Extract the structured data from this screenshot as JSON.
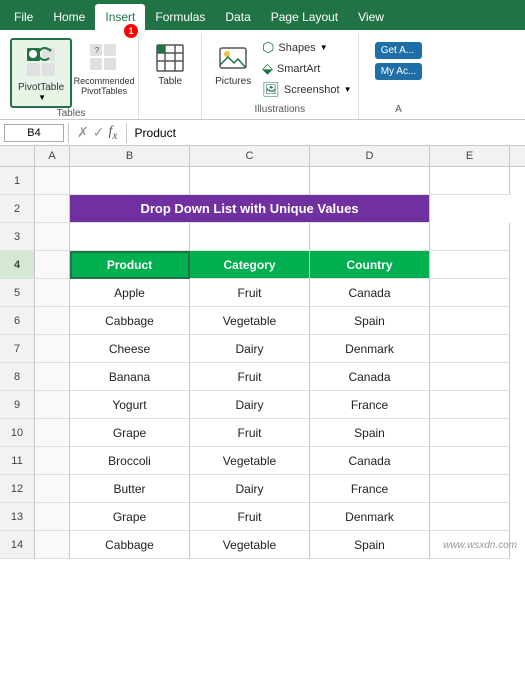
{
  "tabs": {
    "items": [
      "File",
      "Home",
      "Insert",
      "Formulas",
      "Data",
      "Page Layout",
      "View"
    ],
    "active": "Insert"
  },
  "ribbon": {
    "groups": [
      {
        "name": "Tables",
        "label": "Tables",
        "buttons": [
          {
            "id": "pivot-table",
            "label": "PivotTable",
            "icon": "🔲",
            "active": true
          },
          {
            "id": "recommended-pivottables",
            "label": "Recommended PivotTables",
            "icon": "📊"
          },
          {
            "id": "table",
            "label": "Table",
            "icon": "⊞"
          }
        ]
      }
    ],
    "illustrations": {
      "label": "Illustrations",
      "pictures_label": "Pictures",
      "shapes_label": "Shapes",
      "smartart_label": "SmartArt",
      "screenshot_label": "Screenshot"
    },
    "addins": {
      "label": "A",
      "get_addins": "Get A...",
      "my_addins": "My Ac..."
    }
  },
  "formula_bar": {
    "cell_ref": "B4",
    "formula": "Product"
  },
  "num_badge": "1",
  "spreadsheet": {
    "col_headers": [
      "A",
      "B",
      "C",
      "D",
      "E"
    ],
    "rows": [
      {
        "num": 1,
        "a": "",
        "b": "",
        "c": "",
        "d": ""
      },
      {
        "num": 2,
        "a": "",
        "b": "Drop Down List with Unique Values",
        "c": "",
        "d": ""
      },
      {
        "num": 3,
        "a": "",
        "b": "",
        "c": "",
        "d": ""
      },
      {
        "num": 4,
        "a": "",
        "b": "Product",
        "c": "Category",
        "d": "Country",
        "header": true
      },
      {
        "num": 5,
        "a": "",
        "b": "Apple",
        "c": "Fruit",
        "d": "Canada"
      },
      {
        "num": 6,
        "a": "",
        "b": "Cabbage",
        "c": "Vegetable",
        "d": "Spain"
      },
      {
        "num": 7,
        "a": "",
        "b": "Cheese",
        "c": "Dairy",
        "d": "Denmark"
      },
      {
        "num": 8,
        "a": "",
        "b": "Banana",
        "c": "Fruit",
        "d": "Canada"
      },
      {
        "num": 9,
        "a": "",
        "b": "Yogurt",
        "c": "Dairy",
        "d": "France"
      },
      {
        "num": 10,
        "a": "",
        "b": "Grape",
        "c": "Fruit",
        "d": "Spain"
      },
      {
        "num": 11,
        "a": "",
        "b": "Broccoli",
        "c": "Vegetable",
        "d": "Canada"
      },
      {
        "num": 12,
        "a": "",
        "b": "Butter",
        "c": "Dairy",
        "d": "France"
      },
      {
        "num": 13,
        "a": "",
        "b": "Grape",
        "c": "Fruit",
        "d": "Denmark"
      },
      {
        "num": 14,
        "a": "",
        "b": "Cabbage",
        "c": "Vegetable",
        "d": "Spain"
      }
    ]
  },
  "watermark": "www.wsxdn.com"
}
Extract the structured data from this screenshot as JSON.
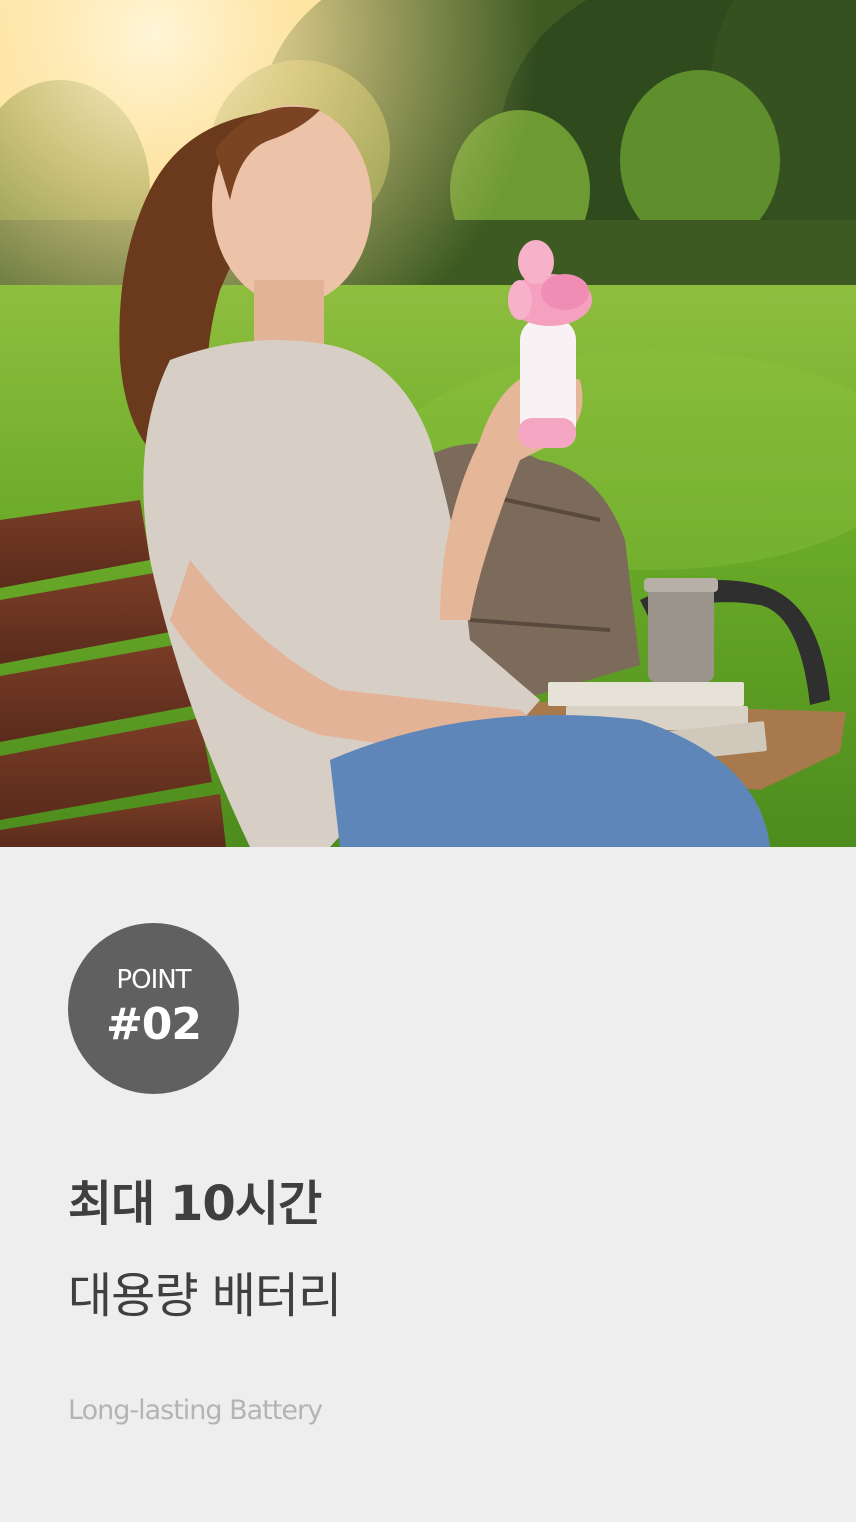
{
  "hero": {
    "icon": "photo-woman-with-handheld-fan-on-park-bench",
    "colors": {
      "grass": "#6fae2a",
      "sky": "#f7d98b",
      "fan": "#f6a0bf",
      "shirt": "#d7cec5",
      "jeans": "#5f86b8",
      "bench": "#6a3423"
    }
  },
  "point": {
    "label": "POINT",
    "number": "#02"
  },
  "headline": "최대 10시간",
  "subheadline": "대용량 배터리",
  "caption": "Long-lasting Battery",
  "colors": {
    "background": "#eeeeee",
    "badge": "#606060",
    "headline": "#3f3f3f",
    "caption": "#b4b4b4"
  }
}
^^^^
Instructions to follow →
All of the records above must be copied exactly, except for the pictures.

Correct result →
Extract the structured data from this screenshot as JSON.
{
  "tabs": {
    "items": [
      "File",
      "Home",
      "Insert",
      "Formulas",
      "Data",
      "Page Layout",
      "View"
    ],
    "active": "Insert"
  },
  "ribbon": {
    "groups": [
      {
        "name": "Tables",
        "label": "Tables",
        "buttons": [
          {
            "id": "pivot-table",
            "label": "PivotTable",
            "icon": "🔲",
            "active": true
          },
          {
            "id": "recommended-pivottables",
            "label": "Recommended PivotTables",
            "icon": "📊"
          },
          {
            "id": "table",
            "label": "Table",
            "icon": "⊞"
          }
        ]
      }
    ],
    "illustrations": {
      "label": "Illustrations",
      "pictures_label": "Pictures",
      "shapes_label": "Shapes",
      "smartart_label": "SmartArt",
      "screenshot_label": "Screenshot"
    },
    "addins": {
      "label": "A",
      "get_addins": "Get A...",
      "my_addins": "My Ac..."
    }
  },
  "formula_bar": {
    "cell_ref": "B4",
    "formula": "Product"
  },
  "num_badge": "1",
  "spreadsheet": {
    "col_headers": [
      "A",
      "B",
      "C",
      "D",
      "E"
    ],
    "rows": [
      {
        "num": 1,
        "a": "",
        "b": "",
        "c": "",
        "d": ""
      },
      {
        "num": 2,
        "a": "",
        "b": "Drop Down List with Unique Values",
        "c": "",
        "d": ""
      },
      {
        "num": 3,
        "a": "",
        "b": "",
        "c": "",
        "d": ""
      },
      {
        "num": 4,
        "a": "",
        "b": "Product",
        "c": "Category",
        "d": "Country",
        "header": true
      },
      {
        "num": 5,
        "a": "",
        "b": "Apple",
        "c": "Fruit",
        "d": "Canada"
      },
      {
        "num": 6,
        "a": "",
        "b": "Cabbage",
        "c": "Vegetable",
        "d": "Spain"
      },
      {
        "num": 7,
        "a": "",
        "b": "Cheese",
        "c": "Dairy",
        "d": "Denmark"
      },
      {
        "num": 8,
        "a": "",
        "b": "Banana",
        "c": "Fruit",
        "d": "Canada"
      },
      {
        "num": 9,
        "a": "",
        "b": "Yogurt",
        "c": "Dairy",
        "d": "France"
      },
      {
        "num": 10,
        "a": "",
        "b": "Grape",
        "c": "Fruit",
        "d": "Spain"
      },
      {
        "num": 11,
        "a": "",
        "b": "Broccoli",
        "c": "Vegetable",
        "d": "Canada"
      },
      {
        "num": 12,
        "a": "",
        "b": "Butter",
        "c": "Dairy",
        "d": "France"
      },
      {
        "num": 13,
        "a": "",
        "b": "Grape",
        "c": "Fruit",
        "d": "Denmark"
      },
      {
        "num": 14,
        "a": "",
        "b": "Cabbage",
        "c": "Vegetable",
        "d": "Spain"
      }
    ]
  },
  "watermark": "www.wsxdn.com"
}
Extract the structured data from this screenshot as JSON.
{
  "hero": {
    "icon": "photo-woman-with-handheld-fan-on-park-bench",
    "colors": {
      "grass": "#6fae2a",
      "sky": "#f7d98b",
      "fan": "#f6a0bf",
      "shirt": "#d7cec5",
      "jeans": "#5f86b8",
      "bench": "#6a3423"
    }
  },
  "point": {
    "label": "POINT",
    "number": "#02"
  },
  "headline": "최대 10시간",
  "subheadline": "대용량 배터리",
  "caption": "Long-lasting Battery",
  "colors": {
    "background": "#eeeeee",
    "badge": "#606060",
    "headline": "#3f3f3f",
    "caption": "#b4b4b4"
  }
}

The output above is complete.